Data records
:::::

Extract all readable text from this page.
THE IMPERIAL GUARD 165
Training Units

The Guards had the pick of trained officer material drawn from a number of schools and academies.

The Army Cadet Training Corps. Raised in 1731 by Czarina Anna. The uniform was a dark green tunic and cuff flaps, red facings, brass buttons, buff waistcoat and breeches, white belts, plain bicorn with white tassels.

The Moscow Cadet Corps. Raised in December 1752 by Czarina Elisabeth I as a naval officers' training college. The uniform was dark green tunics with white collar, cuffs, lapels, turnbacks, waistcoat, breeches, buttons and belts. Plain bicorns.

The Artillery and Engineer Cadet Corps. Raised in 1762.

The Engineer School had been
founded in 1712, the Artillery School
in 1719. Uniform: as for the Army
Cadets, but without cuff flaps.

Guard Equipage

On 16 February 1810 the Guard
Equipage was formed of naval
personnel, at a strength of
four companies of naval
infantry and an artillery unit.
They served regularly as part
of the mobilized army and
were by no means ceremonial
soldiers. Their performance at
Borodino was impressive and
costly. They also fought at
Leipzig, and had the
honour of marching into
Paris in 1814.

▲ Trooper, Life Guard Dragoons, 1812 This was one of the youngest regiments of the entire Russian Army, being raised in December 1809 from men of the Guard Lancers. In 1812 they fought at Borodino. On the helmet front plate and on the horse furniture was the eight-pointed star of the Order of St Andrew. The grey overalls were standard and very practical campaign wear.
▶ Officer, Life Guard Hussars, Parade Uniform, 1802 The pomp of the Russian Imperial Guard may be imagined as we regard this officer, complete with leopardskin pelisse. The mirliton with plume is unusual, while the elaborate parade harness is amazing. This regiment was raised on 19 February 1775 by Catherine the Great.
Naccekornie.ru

:::::

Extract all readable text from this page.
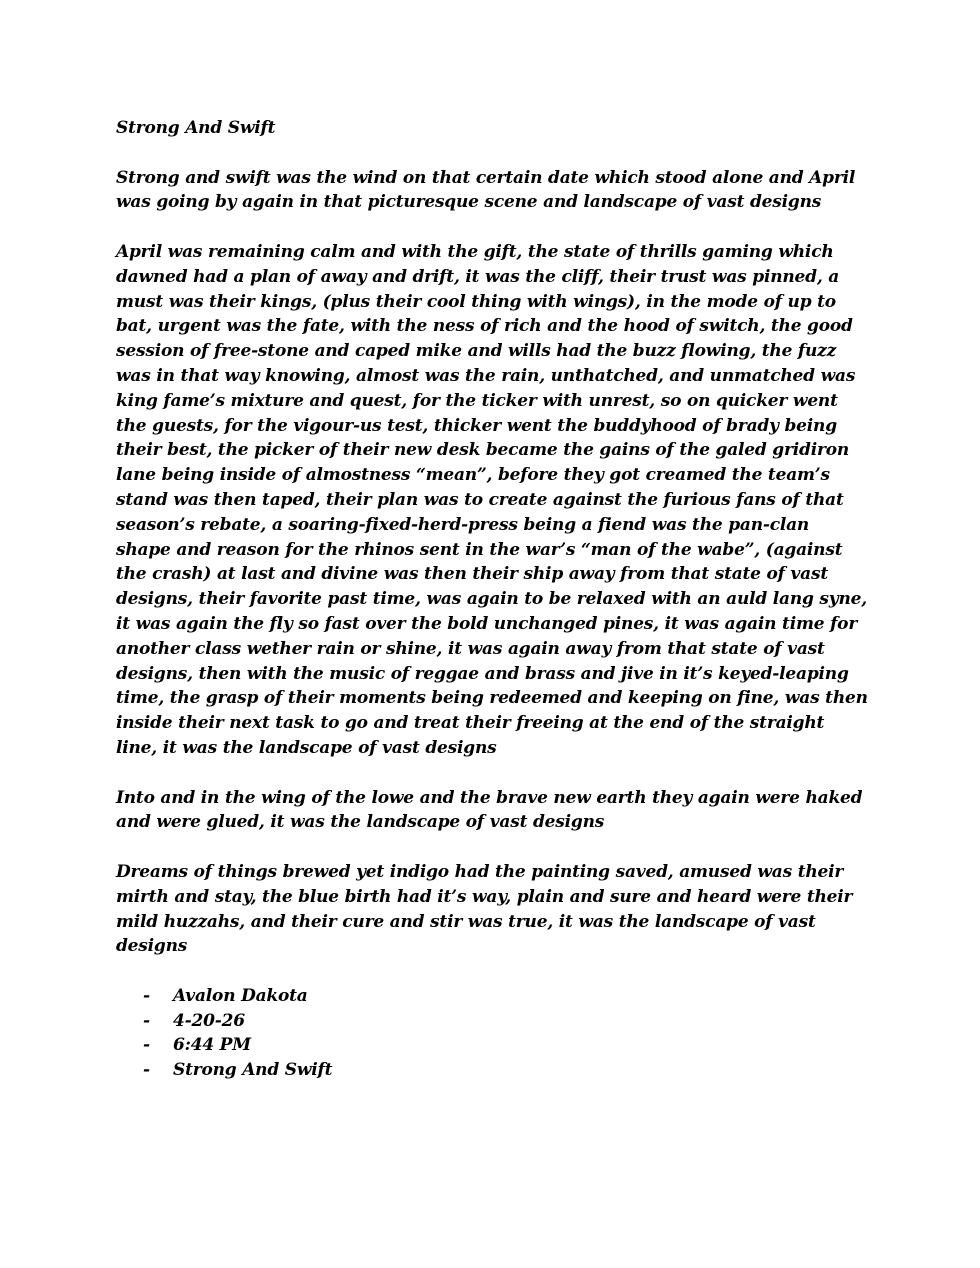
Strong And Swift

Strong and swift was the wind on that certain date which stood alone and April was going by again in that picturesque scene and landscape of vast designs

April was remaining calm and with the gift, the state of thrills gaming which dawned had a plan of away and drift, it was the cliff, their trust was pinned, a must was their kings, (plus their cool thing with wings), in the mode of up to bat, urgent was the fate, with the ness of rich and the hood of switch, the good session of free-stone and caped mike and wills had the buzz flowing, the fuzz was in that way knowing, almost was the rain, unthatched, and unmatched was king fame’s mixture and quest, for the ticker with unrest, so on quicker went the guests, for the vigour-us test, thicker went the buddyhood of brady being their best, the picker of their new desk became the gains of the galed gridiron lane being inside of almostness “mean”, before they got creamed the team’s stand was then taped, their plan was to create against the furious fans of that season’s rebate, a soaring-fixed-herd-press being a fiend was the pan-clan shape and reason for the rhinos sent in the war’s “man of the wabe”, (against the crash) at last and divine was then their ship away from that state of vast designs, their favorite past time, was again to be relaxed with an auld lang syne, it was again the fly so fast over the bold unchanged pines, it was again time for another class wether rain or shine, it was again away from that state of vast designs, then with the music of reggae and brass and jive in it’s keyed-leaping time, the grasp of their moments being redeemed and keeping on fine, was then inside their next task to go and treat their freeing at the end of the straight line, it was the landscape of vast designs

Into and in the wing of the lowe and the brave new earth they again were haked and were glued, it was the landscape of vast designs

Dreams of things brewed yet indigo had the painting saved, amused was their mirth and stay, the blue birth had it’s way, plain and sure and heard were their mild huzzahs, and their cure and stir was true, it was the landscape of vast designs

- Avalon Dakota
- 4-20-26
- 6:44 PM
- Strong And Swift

:::::

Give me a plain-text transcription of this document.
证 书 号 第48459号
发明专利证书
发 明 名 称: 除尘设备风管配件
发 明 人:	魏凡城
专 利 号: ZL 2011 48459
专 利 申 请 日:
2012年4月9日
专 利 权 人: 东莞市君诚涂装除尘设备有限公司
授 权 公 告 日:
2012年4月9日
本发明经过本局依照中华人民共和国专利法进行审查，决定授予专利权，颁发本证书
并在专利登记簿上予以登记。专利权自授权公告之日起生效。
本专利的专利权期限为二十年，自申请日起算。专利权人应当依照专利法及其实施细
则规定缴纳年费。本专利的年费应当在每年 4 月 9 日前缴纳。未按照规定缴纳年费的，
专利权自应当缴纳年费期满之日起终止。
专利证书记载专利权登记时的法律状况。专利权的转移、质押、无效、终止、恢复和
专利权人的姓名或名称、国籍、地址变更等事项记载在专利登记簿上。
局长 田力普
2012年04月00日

:::::

WRITTEN EXERCISE: Look through the data above. Each line containing the word "naval" needs to be copied.

RESPONSE:
The Moscow Cadet Corps. Raised in December 1752 by Czarina Elisabeth I as a naval officers' training college. The uniform was dark green tunics with white collar, cuffs, lapels, turnbacks, waistcoat, breeches, buttons and belts. Plain bicorns.
Equipage was formed of naval
four companies of naval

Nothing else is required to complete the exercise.